Saved entries:

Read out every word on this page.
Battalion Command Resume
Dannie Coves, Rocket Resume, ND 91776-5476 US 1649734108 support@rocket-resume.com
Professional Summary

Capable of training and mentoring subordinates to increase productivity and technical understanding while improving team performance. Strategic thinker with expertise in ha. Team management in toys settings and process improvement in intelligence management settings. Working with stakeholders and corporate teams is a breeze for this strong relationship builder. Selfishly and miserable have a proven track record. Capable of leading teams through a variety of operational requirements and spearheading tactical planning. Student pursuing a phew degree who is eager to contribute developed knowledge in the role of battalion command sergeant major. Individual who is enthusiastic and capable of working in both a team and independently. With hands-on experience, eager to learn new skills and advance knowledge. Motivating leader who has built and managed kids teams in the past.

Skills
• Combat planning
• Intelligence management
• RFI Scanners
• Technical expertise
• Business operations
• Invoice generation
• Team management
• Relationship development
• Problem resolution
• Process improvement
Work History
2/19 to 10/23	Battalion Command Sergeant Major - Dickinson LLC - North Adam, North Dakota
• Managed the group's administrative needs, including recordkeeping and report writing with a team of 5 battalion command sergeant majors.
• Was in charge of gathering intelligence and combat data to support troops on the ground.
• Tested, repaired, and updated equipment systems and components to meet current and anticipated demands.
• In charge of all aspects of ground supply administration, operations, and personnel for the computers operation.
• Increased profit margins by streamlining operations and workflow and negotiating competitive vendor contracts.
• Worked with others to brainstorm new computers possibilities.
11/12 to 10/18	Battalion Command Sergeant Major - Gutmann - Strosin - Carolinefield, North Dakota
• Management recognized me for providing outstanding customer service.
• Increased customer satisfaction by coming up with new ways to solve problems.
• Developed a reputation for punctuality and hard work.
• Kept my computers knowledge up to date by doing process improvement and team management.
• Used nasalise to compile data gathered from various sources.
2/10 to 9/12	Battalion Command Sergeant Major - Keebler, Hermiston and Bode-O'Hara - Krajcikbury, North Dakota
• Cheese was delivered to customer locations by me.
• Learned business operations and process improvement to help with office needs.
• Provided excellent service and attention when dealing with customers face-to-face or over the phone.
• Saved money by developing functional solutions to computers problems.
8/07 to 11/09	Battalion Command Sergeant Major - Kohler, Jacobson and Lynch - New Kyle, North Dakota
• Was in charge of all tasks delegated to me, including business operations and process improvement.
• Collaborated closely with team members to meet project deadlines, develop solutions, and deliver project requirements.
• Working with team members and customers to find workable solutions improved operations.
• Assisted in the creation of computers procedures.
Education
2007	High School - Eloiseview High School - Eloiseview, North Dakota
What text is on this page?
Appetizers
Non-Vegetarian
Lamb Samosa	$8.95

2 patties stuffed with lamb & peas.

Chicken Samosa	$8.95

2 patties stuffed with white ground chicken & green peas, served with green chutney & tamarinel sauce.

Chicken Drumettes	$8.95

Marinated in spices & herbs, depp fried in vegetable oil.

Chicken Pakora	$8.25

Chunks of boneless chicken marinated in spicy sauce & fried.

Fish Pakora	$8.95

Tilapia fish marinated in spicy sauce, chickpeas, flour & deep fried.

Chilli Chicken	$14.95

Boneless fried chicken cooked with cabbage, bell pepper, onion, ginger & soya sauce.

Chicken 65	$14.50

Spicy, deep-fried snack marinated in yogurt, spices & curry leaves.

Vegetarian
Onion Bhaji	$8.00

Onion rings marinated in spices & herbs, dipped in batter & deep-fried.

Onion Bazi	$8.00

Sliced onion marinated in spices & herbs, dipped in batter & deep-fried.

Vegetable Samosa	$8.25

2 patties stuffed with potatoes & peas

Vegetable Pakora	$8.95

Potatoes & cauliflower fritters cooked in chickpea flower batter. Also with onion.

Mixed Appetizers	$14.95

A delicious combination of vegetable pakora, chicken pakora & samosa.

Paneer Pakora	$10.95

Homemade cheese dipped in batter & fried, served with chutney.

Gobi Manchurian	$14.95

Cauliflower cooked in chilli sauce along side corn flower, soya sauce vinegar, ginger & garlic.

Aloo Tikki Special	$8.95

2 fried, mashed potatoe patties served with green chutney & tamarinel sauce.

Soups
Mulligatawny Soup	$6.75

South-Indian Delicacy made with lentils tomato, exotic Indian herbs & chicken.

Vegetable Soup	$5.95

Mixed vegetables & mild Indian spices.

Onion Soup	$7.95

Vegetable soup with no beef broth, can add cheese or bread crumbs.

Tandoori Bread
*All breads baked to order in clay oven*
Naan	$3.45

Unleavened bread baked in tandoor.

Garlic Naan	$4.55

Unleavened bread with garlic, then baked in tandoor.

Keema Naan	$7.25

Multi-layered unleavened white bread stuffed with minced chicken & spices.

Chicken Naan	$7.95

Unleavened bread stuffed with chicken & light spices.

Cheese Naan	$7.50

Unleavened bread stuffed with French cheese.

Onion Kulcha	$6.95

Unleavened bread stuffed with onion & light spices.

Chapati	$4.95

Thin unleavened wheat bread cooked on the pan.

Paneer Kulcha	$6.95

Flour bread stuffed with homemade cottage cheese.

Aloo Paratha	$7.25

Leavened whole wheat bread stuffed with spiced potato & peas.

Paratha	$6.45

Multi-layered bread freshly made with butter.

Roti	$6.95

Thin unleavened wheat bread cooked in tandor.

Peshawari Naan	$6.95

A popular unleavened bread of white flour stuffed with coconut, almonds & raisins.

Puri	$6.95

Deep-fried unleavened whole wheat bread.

**To be done**
Copy all of the data. Keep every word exactly as it is.

**Solution for this task**
Read out every word on this page.
Battalion Command Resume
Dannie Coves, Rocket Resume, ND 91776-5476 US 1649734108 support@rocket-resume.com
Professional Summary

Capable of training and mentoring subordinates to increase productivity and technical understanding while improving team performance. Strategic thinker with expertise in ha. Team management in toys settings and process improvement in intelligence management settings. Working with stakeholders and corporate teams is a breeze for this strong relationship builder. Selfishly and miserable have a proven track record. Capable of leading teams through a variety of operational requirements and spearheading tactical planning. Student pursuing a phew degree who is eager to contribute developed knowledge in the role of battalion command sergeant major. Individual who is enthusiastic and capable of working in both a team and independently. With hands-on experience, eager to learn new skills and advance knowledge. Motivating leader who has built and managed kids teams in the past.

Skills
• Combat planning
• Intelligence management
• RFI Scanners
• Technical expertise
• Business operations
• Invoice generation
• Team management
• Relationship development
• Problem resolution
• Process improvement
Work History
2/19 to 10/23	Battalion Command Sergeant Major - Dickinson LLC - North Adam, North Dakota
• Managed the group's administrative needs, including recordkeeping and report writing with a team of 5 battalion command sergeant majors.
• Was in charge of gathering intelligence and combat data to support troops on the ground.
• Tested, repaired, and updated equipment systems and components to meet current and anticipated demands.
• In charge of all aspects of ground supply administration, operations, and personnel for the computers operation.
• Increased profit margins by streamlining operations and workflow and negotiating competitive vendor contracts.
• Worked with others to brainstorm new computers possibilities.
11/12 to 10/18	Battalion Command Sergeant Major - Gutmann - Strosin - Carolinefield, North Dakota
• Management recognized me for providing outstanding customer service.
• Increased customer satisfaction by coming up with new ways to solve problems.
• Developed a reputation for punctuality and hard work.
• Kept my computers knowledge up to date by doing process improvement and team management.
• Used nasalise to compile data gathered from various sources.
2/10 to 9/12	Battalion Command Sergeant Major - Keebler, Hermiston and Bode-O'Hara - Krajcikbury, North Dakota
• Cheese was delivered to customer locations by me.
• Learned business operations and process improvement to help with office needs.
• Provided excellent service and attention when dealing with customers face-to-face or over the phone.
• Saved money by developing functional solutions to computers problems.
8/07 to 11/09	Battalion Command Sergeant Major - Kohler, Jacobson and Lynch - New Kyle, North Dakota
• Was in charge of all tasks delegated to me, including business operations and process improvement.
• Collaborated closely with team members to meet project deadlines, develop solutions, and deliver project requirements.
• Working with team members and customers to find workable solutions improved operations.
• Assisted in the creation of computers procedures.
Education
2007	High School - Eloiseview High School - Eloiseview, North Dakota
What text is on this page?
Appetizers
Non-Vegetarian
Lamb Samosa	$8.95

2 patties stuffed with lamb & peas.

Chicken Samosa	$8.95

2 patties stuffed with white ground chicken & green peas, served with green chutney & tamarinel sauce.

Chicken Drumettes	$8.95

Marinated in spices & herbs, depp fried in vegetable oil.

Chicken Pakora	$8.25

Chunks of boneless chicken marinated in spicy sauce & fried.

Fish Pakora	$8.95

Tilapia fish marinated in spicy sauce, chickpeas, flour & deep fried.

Chilli Chicken	$14.95

Boneless fried chicken cooked with cabbage, bell pepper, onion, ginger & soya sauce.

Chicken 65	$14.50

Spicy, deep-fried snack marinated in yogurt, spices & curry leaves.

Vegetarian
Onion Bhaji	$8.00

Onion rings marinated in spices & herbs, dipped in batter & deep-fried.

Onion Bazi	$8.00

Sliced onion marinated in spices & herbs, dipped in batter & deep-fried.

Vegetable Samosa	$8.25

2 patties stuffed with potatoes & peas

Vegetable Pakora	$8.95

Potatoes & cauliflower fritters cooked in chickpea flower batter. Also with onion.

Mixed Appetizers	$14.95

A delicious combination of vegetable pakora, chicken pakora & samosa.

Paneer Pakora	$10.95

Homemade cheese dipped in batter & fried, served with chutney.

Gobi Manchurian	$14.95

Cauliflower cooked in chilli sauce along side corn flower, soya sauce vinegar, ginger & garlic.

Aloo Tikki Special	$8.95

2 fried, mashed potatoe patties served with green chutney & tamarinel sauce.

Soups
Mulligatawny Soup	$6.75

South-Indian Delicacy made with lentils tomato, exotic Indian herbs & chicken.

Vegetable Soup	$5.95

Mixed vegetables & mild Indian spices.

Onion Soup	$7.95

Vegetable soup with no beef broth, can add cheese or bread crumbs.

Tandoori Bread
*All breads baked to order in clay oven*
Naan	$3.45

Unleavened bread baked in tandoor.

Garlic Naan	$4.55

Unleavened bread with garlic, then baked in tandoor.

Keema Naan	$7.25

Multi-layered unleavened white bread stuffed with minced chicken & spices.

Chicken Naan	$7.95

Unleavened bread stuffed with chicken & light spices.

Cheese Naan	$7.50

Unleavened bread stuffed with French cheese.

Onion Kulcha	$6.95

Unleavened bread stuffed with onion & light spices.

Chapati	$4.95

Thin unleavened wheat bread cooked on the pan.

Paneer Kulcha	$6.95

Flour bread stuffed with homemade cottage cheese.

Aloo Paratha	$7.25

Leavened whole wheat bread stuffed with spiced potato & peas.

Paratha	$6.45

Multi-layered bread freshly made with butter.

Roti	$6.95

Thin unleavened wheat bread cooked in tandor.

Peshawari Naan	$6.95

A popular unleavened bread of white flour stuffed with coconut, almonds & raisins.

Puri	$6.95

Deep-fried unleavened whole wheat bread.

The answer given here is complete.